START Passage to read

St Paul’s College, Auckland, Sāmoan cultural group, performing at Polyfest, 2018. (Photo: RNZ)

The issue of language and identity haunts all Sāmoans who were raised in New Zealand, writes Patrick Thomsen. And it’s one that will be hotly debated as we approach Sāmoan Language Week, starting next Sunday (May 24).


I remember the day vividly. I was barely five years old, sitting in the departure lounge at Auckland International Airport with my mother, clutching the flowers that we were taking back to Sāmoa for my grandparents’ graves. Mum tells me that we were leaving the week after my estranged father had suddenly passed away.

It was 1989. I’d just finished at Ngā Iwi kindergarten in Māngere and would start school at St Anne’s in Manurewa when we returned.

We were going to Sāmoa because Mum needed to get some immigration documents for a relative so they could apply for their citizenship in New Zealand. There was no email back then, calling Sāmoa from New Zealand cost an arm and a leg, and, if you know anything about Sāmoa, you know that when you want things done, it’s best to go in person. 

We landed at Faleolo airport on a wet, steamy Sāmoan night. And, as we were coming down the stairs of the plane, I remember taking two steps and unceremoniously falling to the very bottom. After this rather traumatic introduction to my ancestral home, I was relieved to find that the flowers for my grandparents were magically still intact. I took great pride in placing them on their graves in front of our family home in Vaimoso. 

I have happy memories of that trip to Sāmoa. Mum recalls how I ran under the coconut trees as the men were trying to cut down coconuts for us, while she screamed for me to get out of the way. One rogue coconut falling like a missile on my head could have ended my story right there.

END Passage to read

Reproduce the passage on a childhood trip to Sāmoa in full, word for word.

START Data extract

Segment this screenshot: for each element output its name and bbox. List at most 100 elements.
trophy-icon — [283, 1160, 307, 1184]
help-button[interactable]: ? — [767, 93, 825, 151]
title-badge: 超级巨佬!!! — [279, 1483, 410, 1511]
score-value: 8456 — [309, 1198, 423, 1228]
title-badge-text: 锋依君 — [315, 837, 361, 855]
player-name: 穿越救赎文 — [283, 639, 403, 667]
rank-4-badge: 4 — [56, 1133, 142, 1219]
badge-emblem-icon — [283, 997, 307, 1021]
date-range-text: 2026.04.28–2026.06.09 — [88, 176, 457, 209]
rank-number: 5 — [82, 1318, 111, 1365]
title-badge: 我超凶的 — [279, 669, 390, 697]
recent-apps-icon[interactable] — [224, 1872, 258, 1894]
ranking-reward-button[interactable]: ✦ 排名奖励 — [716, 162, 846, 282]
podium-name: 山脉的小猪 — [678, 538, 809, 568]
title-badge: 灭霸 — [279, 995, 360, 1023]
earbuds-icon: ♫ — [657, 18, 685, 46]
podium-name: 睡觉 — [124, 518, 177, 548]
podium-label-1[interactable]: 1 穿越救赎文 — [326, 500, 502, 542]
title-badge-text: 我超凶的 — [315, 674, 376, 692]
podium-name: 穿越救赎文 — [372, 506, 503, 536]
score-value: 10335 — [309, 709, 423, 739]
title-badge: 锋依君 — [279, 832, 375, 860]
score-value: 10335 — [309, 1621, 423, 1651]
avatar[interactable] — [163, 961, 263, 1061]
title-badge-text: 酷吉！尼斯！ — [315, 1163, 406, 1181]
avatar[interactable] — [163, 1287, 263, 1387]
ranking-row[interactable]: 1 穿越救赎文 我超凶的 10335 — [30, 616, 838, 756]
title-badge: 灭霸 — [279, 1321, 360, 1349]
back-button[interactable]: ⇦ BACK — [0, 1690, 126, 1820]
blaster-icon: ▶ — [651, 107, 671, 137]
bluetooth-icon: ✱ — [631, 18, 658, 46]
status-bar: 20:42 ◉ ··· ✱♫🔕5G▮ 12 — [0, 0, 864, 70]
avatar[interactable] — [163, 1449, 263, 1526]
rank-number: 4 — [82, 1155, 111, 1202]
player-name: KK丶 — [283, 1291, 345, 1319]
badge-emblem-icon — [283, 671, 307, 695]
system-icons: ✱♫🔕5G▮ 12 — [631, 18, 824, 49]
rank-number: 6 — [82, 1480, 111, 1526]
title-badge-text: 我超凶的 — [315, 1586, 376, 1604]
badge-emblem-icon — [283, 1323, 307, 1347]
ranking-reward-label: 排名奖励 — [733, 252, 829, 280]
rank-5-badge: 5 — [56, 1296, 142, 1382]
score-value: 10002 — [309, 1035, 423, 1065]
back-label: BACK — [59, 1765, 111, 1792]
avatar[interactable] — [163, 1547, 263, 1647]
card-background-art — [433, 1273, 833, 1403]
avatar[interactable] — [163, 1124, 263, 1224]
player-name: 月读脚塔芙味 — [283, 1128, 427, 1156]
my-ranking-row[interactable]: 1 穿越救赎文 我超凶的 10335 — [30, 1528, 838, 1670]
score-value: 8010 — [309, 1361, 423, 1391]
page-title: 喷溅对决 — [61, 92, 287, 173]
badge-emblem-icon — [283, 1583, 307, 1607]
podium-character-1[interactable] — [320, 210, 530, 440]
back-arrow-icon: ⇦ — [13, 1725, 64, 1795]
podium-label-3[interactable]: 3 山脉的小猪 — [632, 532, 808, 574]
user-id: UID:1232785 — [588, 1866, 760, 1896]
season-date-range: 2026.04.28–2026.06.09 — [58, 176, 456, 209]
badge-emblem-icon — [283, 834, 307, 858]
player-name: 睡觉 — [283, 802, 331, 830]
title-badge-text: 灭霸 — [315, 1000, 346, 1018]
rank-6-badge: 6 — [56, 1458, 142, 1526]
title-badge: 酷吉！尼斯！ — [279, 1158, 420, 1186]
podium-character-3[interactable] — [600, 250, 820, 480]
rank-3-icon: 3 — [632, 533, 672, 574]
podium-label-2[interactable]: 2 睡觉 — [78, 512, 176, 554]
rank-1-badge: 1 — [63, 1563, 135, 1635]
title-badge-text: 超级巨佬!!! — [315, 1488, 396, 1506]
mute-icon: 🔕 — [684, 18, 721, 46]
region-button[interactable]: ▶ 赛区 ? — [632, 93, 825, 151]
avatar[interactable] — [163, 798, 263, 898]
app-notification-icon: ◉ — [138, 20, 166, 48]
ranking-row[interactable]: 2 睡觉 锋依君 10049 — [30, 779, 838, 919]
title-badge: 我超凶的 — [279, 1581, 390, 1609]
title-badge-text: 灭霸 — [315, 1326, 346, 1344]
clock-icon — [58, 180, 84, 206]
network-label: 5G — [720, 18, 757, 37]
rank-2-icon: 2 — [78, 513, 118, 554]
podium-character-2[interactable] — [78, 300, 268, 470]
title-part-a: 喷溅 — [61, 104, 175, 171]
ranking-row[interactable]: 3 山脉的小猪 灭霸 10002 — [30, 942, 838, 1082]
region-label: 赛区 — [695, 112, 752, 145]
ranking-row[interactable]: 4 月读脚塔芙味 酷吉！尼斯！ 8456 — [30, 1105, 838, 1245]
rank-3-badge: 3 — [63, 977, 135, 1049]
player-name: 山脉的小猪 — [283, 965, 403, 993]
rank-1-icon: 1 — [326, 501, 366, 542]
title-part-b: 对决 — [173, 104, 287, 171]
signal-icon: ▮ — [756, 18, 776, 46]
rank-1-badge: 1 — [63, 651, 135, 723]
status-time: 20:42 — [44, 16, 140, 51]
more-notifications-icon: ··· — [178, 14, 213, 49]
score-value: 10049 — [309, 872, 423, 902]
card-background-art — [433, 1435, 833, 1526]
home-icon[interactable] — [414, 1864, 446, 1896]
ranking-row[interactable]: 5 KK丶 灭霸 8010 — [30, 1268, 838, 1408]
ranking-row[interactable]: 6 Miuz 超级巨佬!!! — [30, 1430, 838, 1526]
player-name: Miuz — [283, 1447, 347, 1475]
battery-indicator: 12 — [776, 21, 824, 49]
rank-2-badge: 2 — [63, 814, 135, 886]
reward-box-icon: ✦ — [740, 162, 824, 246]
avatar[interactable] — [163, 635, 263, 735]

END Data extract

- [Expected answer]:
St Paul’s College, Auckland, Sāmoan cultural group, performing at Polyfest, 2018. (Photo: RNZ)

The issue of language and identity haunts all Sāmoans who were raised in New Zealand, writes Patrick Thomsen. And it’s one that will be hotly debated as we approach Sāmoan Language Week, starting next Sunday (May 24).


I remember the day vividly. I was barely five years old, sitting in the departure lounge at Auckland International Airport with my mother, clutching the flowers that we were taking back to Sāmoa for my grandparents’ graves. Mum tells me that we were leaving the week after my estranged father had suddenly passed away.

It was 1989. I’d just finished at Ngā Iwi kindergarten in Māngere and would start school at St Anne’s in Manurewa when we returned.

We were going to Sāmoa because Mum needed to get some immigration documents for a relative so they could apply for their citizenship in New Zealand. There was no email back then, calling Sāmoa from New Zealand cost an arm and a leg, and, if you know anything about Sāmoa, you know that when you want things done, it’s best to go in person. 

We landed at Faleolo airport on a wet, steamy Sāmoan night. And, as we were coming down the stairs of the plane, I remember taking two steps and unceremoniously falling to the very bottom. After this rather traumatic introduction to my ancestral home, I was relieved to find that the flowers for my grandparents were magically still intact. I took great pride in placing them on their graves in front of our family home in Vaimoso. 

I have happy memories of that trip to Sāmoa. Mum recalls how I ran under the coconut trees as the men were trying to cut down coconuts for us, while she screamed for me to get out of the way. One rogue coconut falling like a missile on my head could have ended my story right there.